**Work instructions:** Copy each of the entries below faithfully, setting aside any pictures.

**Dataset extract:**
---

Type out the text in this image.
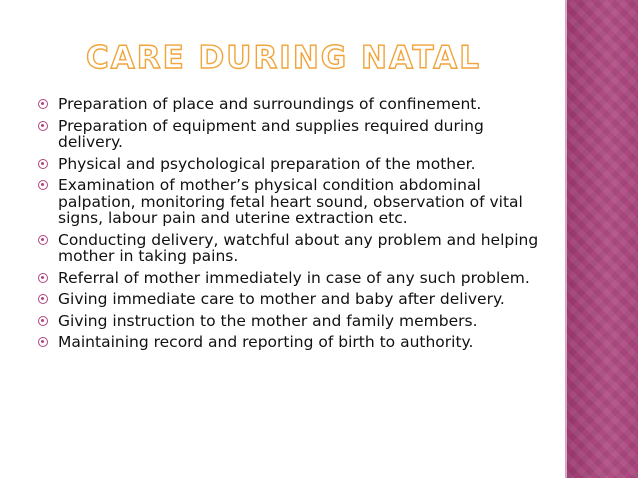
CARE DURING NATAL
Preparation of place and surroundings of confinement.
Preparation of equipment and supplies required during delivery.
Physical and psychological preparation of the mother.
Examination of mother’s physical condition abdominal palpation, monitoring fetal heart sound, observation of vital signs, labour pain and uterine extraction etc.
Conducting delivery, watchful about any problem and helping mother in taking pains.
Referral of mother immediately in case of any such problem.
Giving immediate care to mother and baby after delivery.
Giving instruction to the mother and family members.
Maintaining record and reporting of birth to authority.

---

**Written response:**
Type out the text in this image.
CARE DURING NATAL
Preparation of place and surroundings of confinement.
Preparation of equipment and supplies required during delivery.
Physical and psychological preparation of the mother.
Examination of mother’s physical condition abdominal palpation, monitoring fetal heart sound, observation of vital signs, labour pain and uterine extraction etc.
Conducting delivery, watchful about any problem and helping mother in taking pains.
Referral of mother immediately in case of any such problem.
Giving immediate care to mother and baby after delivery.
Giving instruction to the mother and family members.
Maintaining record and reporting of birth to authority.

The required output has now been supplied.